### GOAL OF THE EXERCISE
Copy all of the records below word for word, leaving out the picture lines.

### INPUT
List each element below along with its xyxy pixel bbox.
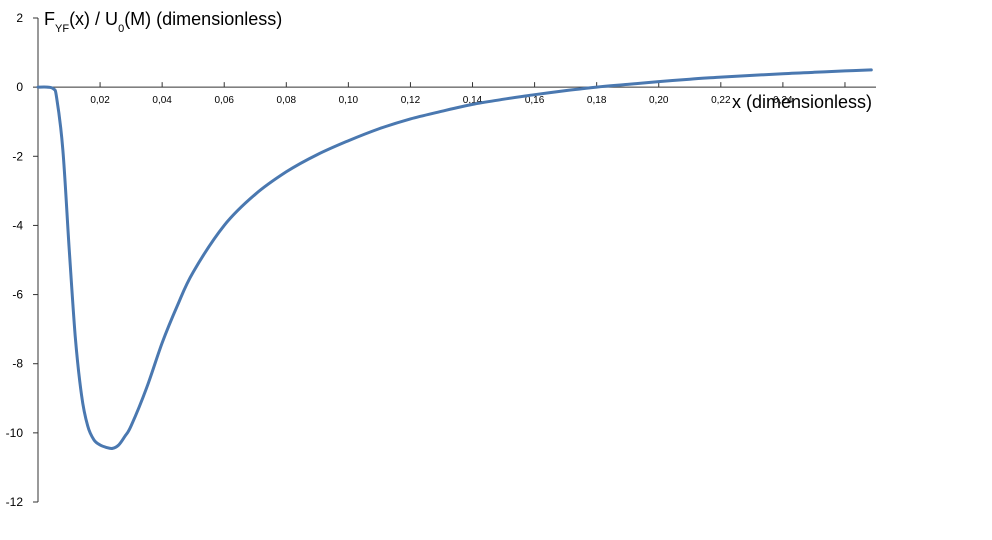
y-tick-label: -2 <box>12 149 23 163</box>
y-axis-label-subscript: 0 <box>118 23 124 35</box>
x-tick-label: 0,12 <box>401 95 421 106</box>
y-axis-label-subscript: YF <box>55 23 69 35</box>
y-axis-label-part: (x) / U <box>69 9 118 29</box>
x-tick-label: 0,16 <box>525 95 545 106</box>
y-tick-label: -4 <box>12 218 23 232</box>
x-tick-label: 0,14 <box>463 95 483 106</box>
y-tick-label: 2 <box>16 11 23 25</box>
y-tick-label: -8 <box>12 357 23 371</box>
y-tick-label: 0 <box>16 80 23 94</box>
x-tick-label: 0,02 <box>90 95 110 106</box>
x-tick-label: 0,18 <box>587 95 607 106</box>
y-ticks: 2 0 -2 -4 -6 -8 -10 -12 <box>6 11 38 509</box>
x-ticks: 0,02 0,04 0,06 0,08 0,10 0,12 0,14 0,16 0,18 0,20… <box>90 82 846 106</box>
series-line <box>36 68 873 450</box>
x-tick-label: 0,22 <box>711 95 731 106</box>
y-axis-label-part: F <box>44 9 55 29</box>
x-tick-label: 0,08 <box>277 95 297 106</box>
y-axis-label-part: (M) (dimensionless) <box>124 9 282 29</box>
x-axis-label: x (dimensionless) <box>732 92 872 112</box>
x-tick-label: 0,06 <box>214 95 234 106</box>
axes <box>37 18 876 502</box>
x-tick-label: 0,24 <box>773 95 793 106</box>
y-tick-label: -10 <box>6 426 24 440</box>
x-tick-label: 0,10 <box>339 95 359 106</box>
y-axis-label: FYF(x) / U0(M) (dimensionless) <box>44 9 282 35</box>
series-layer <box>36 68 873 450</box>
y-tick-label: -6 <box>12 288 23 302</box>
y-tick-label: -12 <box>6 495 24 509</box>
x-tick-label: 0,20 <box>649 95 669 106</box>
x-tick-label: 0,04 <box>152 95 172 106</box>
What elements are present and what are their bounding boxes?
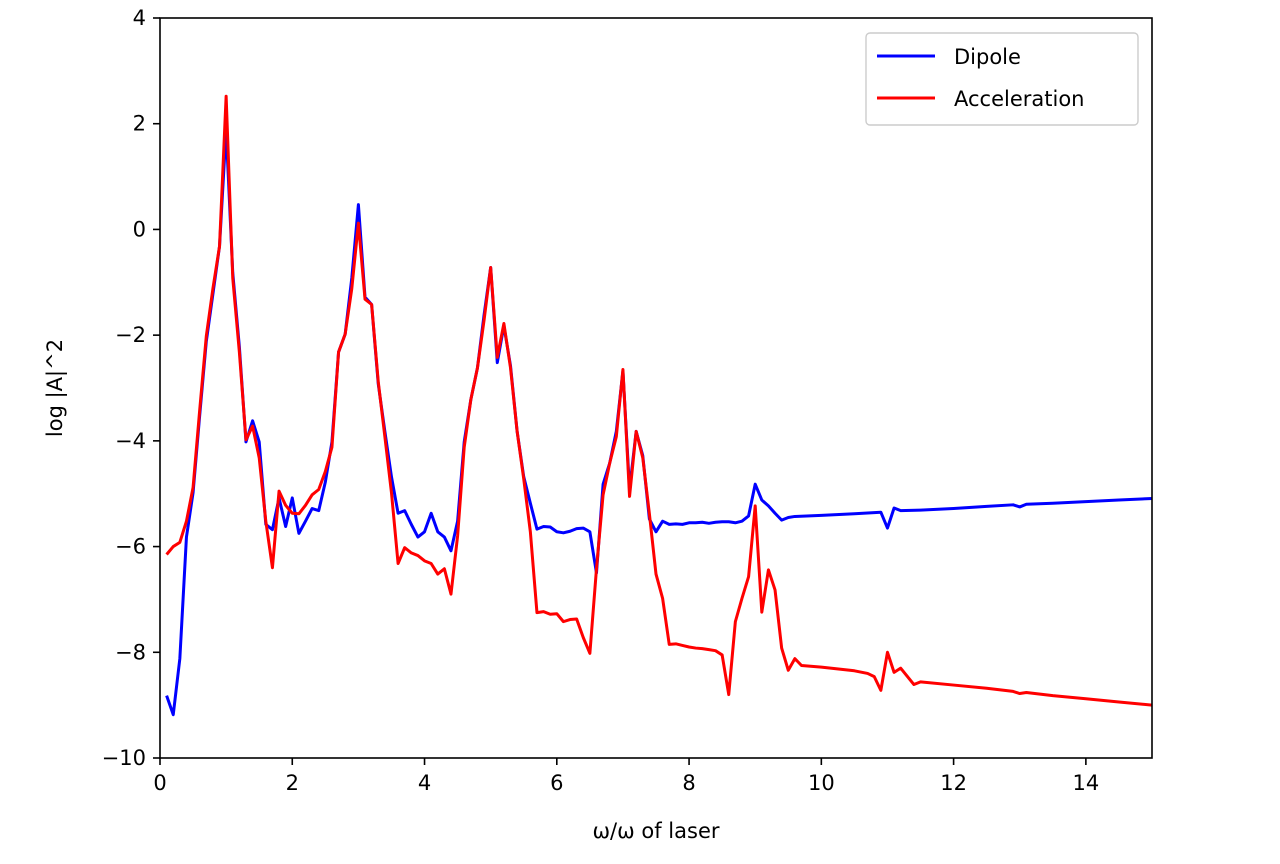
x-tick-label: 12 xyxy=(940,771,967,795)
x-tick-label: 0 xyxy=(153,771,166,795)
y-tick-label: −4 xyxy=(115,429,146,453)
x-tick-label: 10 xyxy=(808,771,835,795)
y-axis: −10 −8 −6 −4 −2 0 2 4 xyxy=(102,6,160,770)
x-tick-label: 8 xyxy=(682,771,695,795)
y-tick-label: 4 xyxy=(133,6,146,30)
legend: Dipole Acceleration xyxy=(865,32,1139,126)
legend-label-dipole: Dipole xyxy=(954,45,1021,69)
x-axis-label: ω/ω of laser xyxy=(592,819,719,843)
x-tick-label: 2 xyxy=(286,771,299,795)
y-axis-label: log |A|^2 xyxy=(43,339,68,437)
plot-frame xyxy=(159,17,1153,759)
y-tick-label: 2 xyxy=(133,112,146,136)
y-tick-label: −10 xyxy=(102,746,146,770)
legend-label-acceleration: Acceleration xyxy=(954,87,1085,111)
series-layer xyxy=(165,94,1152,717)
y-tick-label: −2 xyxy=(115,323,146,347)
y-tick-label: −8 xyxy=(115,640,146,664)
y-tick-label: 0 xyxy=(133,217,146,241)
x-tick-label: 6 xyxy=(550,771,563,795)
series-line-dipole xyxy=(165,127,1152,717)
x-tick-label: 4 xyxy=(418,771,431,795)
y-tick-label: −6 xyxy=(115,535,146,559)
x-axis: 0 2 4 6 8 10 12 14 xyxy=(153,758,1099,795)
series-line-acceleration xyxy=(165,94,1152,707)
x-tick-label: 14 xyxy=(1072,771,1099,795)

### SOLVED PROBLEM
List each element below along with its xyxy pixel bbox.
y-tick-label: -2 <box>12 149 23 163</box>
y-axis-label-subscript: 0 <box>118 23 124 35</box>
x-tick-label: 0,12 <box>401 95 421 106</box>
y-axis-label-subscript: YF <box>55 23 69 35</box>
y-axis-label-part: (x) / U <box>69 9 118 29</box>
x-tick-label: 0,16 <box>525 95 545 106</box>
y-tick-label: -4 <box>12 218 23 232</box>
x-tick-label: 0,14 <box>463 95 483 106</box>
y-tick-label: 2 <box>16 11 23 25</box>
y-tick-label: -8 <box>12 357 23 371</box>
y-tick-label: 0 <box>16 80 23 94</box>
x-tick-label: 0,02 <box>90 95 110 106</box>
x-tick-label: 0,18 <box>587 95 607 106</box>
y-ticks: 2 0 -2 -4 -6 -8 -10 -12 <box>6 11 38 509</box>
x-ticks: 0,02 0,04 0,06 0,08 0,10 0,12 0,14 0,16 0,18 0,20… <box>90 82 846 106</box>
series-line <box>36 68 873 450</box>
x-tick-label: 0,22 <box>711 95 731 106</box>
y-axis-label-part: F <box>44 9 55 29</box>
x-tick-label: 0,08 <box>277 95 297 106</box>
y-axis-label-part: (M) (dimensionless) <box>124 9 282 29</box>
x-axis-label: x (dimensionless) <box>732 92 872 112</box>
x-tick-label: 0,06 <box>214 95 234 106</box>
axes <box>37 18 876 502</box>
x-tick-label: 0,24 <box>773 95 793 106</box>
y-tick-label: -10 <box>6 426 24 440</box>
x-tick-label: 0,10 <box>339 95 359 106</box>
y-axis-label: FYF(x) / U0(M) (dimensionless) <box>44 9 282 35</box>
series-layer <box>36 68 873 450</box>
y-tick-label: -6 <box>12 288 23 302</box>
y-tick-label: -12 <box>6 495 24 509</box>
x-tick-label: 0,20 <box>649 95 669 106</box>
x-tick-label: 0,04 <box>152 95 172 106</box>
What elements are present and what are their bounding boxes?
x-tick-label: 12 xyxy=(940,771,967,795)
x-tick-label: 0 xyxy=(153,771,166,795)
y-tick-label: −4 xyxy=(115,429,146,453)
x-tick-label: 10 xyxy=(808,771,835,795)
y-axis: −10 −8 −6 −4 −2 0 2 4 xyxy=(102,6,160,770)
x-tick-label: 8 xyxy=(682,771,695,795)
y-tick-label: 4 xyxy=(133,6,146,30)
legend: Dipole Acceleration xyxy=(865,32,1139,126)
legend-label-dipole: Dipole xyxy=(954,45,1021,69)
x-axis-label: ω/ω of laser xyxy=(592,819,719,843)
x-tick-label: 2 xyxy=(286,771,299,795)
y-axis-label: log |A|^2 xyxy=(43,339,68,437)
plot-frame xyxy=(159,17,1153,759)
y-tick-label: 2 xyxy=(133,112,146,136)
y-tick-label: −10 xyxy=(102,746,146,770)
legend-label-acceleration: Acceleration xyxy=(954,87,1085,111)
series-layer xyxy=(165,94,1152,717)
y-tick-label: −2 xyxy=(115,323,146,347)
y-tick-label: −8 xyxy=(115,640,146,664)
y-tick-label: 0 xyxy=(133,217,146,241)
x-tick-label: 6 xyxy=(550,771,563,795)
series-line-dipole xyxy=(165,127,1152,717)
x-tick-label: 4 xyxy=(418,771,431,795)
y-tick-label: −6 xyxy=(115,535,146,559)
x-axis: 0 2 4 6 8 10 12 14 xyxy=(153,758,1099,795)
series-line-acceleration xyxy=(165,94,1152,707)
x-tick-label: 14 xyxy=(1072,771,1099,795)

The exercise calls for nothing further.